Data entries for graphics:
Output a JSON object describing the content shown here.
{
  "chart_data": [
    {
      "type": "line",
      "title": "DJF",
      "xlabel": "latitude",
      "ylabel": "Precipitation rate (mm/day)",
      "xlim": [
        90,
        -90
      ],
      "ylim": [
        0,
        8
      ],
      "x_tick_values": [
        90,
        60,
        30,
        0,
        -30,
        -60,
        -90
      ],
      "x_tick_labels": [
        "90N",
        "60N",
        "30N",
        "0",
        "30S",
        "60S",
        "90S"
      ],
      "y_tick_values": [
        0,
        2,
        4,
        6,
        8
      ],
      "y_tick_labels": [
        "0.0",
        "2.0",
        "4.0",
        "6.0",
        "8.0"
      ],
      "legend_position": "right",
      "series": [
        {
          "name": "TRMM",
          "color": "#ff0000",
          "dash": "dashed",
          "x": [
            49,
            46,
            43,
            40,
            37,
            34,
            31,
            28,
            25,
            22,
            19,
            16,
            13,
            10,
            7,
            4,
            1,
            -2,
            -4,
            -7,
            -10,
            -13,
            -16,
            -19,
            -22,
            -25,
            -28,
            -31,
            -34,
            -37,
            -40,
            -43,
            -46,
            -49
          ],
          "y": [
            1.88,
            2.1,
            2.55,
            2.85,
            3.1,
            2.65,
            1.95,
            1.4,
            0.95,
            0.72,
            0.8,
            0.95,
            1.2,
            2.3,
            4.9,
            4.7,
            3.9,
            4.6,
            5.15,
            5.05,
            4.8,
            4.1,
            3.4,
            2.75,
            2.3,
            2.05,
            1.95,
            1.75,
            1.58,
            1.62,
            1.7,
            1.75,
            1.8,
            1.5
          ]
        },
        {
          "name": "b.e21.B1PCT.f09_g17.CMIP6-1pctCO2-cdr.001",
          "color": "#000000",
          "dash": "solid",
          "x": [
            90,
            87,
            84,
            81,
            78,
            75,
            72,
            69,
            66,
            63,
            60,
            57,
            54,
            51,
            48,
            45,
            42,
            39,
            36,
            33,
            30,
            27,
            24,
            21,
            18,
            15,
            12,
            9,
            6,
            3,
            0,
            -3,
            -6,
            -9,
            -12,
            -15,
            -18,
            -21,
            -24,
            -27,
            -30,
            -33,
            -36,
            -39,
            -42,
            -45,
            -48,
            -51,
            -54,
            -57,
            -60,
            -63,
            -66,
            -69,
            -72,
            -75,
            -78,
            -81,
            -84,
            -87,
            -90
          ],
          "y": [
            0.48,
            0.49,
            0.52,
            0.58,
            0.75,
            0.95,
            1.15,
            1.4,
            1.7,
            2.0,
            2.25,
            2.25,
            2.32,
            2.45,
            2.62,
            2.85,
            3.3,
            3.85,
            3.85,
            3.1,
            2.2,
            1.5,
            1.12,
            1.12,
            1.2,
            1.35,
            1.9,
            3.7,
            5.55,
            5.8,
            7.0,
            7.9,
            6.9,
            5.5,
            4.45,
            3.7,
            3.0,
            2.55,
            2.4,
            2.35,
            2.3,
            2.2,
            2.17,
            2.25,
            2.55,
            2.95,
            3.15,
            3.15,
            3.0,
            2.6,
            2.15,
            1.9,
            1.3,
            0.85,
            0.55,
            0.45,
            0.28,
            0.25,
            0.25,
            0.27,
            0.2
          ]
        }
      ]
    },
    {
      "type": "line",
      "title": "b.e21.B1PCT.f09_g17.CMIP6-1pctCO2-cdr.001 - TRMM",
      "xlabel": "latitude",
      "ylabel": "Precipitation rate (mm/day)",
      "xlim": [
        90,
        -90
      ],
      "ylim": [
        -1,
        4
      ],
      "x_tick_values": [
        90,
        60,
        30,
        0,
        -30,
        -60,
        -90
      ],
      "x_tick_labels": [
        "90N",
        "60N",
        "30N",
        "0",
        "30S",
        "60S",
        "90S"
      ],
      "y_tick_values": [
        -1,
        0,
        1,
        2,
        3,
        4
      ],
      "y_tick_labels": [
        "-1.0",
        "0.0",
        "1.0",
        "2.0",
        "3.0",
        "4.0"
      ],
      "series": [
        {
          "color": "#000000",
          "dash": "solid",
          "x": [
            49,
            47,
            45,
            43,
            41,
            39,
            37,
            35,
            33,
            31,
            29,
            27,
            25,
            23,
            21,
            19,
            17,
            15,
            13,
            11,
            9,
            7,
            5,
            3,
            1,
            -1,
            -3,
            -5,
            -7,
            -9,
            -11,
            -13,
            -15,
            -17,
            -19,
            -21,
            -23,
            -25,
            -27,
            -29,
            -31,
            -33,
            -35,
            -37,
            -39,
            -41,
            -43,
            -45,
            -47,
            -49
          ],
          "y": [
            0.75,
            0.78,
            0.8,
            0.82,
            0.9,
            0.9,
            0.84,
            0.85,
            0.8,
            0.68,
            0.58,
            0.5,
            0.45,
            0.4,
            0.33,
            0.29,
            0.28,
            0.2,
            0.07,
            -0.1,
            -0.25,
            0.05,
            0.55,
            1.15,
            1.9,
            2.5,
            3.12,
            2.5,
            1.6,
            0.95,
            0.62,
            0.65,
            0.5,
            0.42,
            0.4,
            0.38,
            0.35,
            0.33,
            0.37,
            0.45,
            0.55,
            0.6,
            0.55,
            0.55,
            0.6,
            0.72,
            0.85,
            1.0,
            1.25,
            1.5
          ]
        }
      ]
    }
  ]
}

Problem: Using the exact wording, write out all of the records.

Task response:
Output a JSON object describing the content shown here.
{
  "chart_data": [
    {
      "type": "line",
      "title": "DJF",
      "xlabel": "latitude",
      "ylabel": "Precipitation rate (mm/day)",
      "xlim": [
        90,
        -90
      ],
      "ylim": [
        0,
        8
      ],
      "x_tick_values": [
        90,
        60,
        30,
        0,
        -30,
        -60,
        -90
      ],
      "x_tick_labels": [
        "90N",
        "60N",
        "30N",
        "0",
        "30S",
        "60S",
        "90S"
      ],
      "y_tick_values": [
        0,
        2,
        4,
        6,
        8
      ],
      "y_tick_labels": [
        "0.0",
        "2.0",
        "4.0",
        "6.0",
        "8.0"
      ],
      "legend_position": "right",
      "series": [
        {
          "name": "TRMM",
          "color": "#ff0000",
          "dash": "dashed",
          "x": [
            49,
            46,
            43,
            40,
            37,
            34,
            31,
            28,
            25,
            22,
            19,
            16,
            13,
            10,
            7,
            4,
            1,
            -2,
            -4,
            -7,
            -10,
            -13,
            -16,
            -19,
            -22,
            -25,
            -28,
            -31,
            -34,
            -37,
            -40,
            -43,
            -46,
            -49
          ],
          "y": [
            1.88,
            2.1,
            2.55,
            2.85,
            3.1,
            2.65,
            1.95,
            1.4,
            0.95,
            0.72,
            0.8,
            0.95,
            1.2,
            2.3,
            4.9,
            4.7,
            3.9,
            4.6,
            5.15,
            5.05,
            4.8,
            4.1,
            3.4,
            2.75,
            2.3,
            2.05,
            1.95,
            1.75,
            1.58,
            1.62,
            1.7,
            1.75,
            1.8,
            1.5
          ]
        },
        {
          "name": "b.e21.B1PCT.f09_g17.CMIP6-1pctCO2-cdr.001",
          "color": "#000000",
          "dash": "solid",
          "x": [
            90,
            87,
            84,
            81,
            78,
            75,
            72,
            69,
            66,
            63,
            60,
            57,
            54,
            51,
            48,
            45,
            42,
            39,
            36,
            33,
            30,
            27,
            24,
            21,
            18,
            15,
            12,
            9,
            6,
            3,
            0,
            -3,
            -6,
            -9,
            -12,
            -15,
            -18,
            -21,
            -24,
            -27,
            -30,
            -33,
            -36,
            -39,
            -42,
            -45,
            -48,
            -51,
            -54,
            -57,
            -60,
            -63,
            -66,
            -69,
            -72,
            -75,
            -78,
            -81,
            -84,
            -87,
            -90
          ],
          "y": [
            0.48,
            0.49,
            0.52,
            0.58,
            0.75,
            0.95,
            1.15,
            1.4,
            1.7,
            2.0,
            2.25,
            2.25,
            2.32,
            2.45,
            2.62,
            2.85,
            3.3,
            3.85,
            3.85,
            3.1,
            2.2,
            1.5,
            1.12,
            1.12,
            1.2,
            1.35,
            1.9,
            3.7,
            5.55,
            5.8,
            7.0,
            7.9,
            6.9,
            5.5,
            4.45,
            3.7,
            3.0,
            2.55,
            2.4,
            2.35,
            2.3,
            2.2,
            2.17,
            2.25,
            2.55,
            2.95,
            3.15,
            3.15,
            3.0,
            2.6,
            2.15,
            1.9,
            1.3,
            0.85,
            0.55,
            0.45,
            0.28,
            0.25,
            0.25,
            0.27,
            0.2
          ]
        }
      ]
    },
    {
      "type": "line",
      "title": "b.e21.B1PCT.f09_g17.CMIP6-1pctCO2-cdr.001 - TRMM",
      "xlabel": "latitude",
      "ylabel": "Precipitation rate (mm/day)",
      "xlim": [
        90,
        -90
      ],
      "ylim": [
        -1,
        4
      ],
      "x_tick_values": [
        90,
        60,
        30,
        0,
        -30,
        -60,
        -90
      ],
      "x_tick_labels": [
        "90N",
        "60N",
        "30N",
        "0",
        "30S",
        "60S",
        "90S"
      ],
      "y_tick_values": [
        -1,
        0,
        1,
        2,
        3,
        4
      ],
      "y_tick_labels": [
        "-1.0",
        "0.0",
        "1.0",
        "2.0",
        "3.0",
        "4.0"
      ],
      "series": [
        {
          "color": "#000000",
          "dash": "solid",
          "x": [
            49,
            47,
            45,
            43,
            41,
            39,
            37,
            35,
            33,
            31,
            29,
            27,
            25,
            23,
            21,
            19,
            17,
            15,
            13,
            11,
            9,
            7,
            5,
            3,
            1,
            -1,
            -3,
            -5,
            -7,
            -9,
            -11,
            -13,
            -15,
            -17,
            -19,
            -21,
            -23,
            -25,
            -27,
            -29,
            -31,
            -33,
            -35,
            -37,
            -39,
            -41,
            -43,
            -45,
            -47,
            -49
          ],
          "y": [
            0.75,
            0.78,
            0.8,
            0.82,
            0.9,
            0.9,
            0.84,
            0.85,
            0.8,
            0.68,
            0.58,
            0.5,
            0.45,
            0.4,
            0.33,
            0.29,
            0.28,
            0.2,
            0.07,
            -0.1,
            -0.25,
            0.05,
            0.55,
            1.15,
            1.9,
            2.5,
            3.12,
            2.5,
            1.6,
            0.95,
            0.62,
            0.65,
            0.5,
            0.42,
            0.4,
            0.38,
            0.35,
            0.33,
            0.37,
            0.45,
            0.55,
            0.6,
            0.55,
            0.55,
            0.6,
            0.72,
            0.85,
            1.0,
            1.25,
            1.5
          ]
        }
      ]
    }
  ]
}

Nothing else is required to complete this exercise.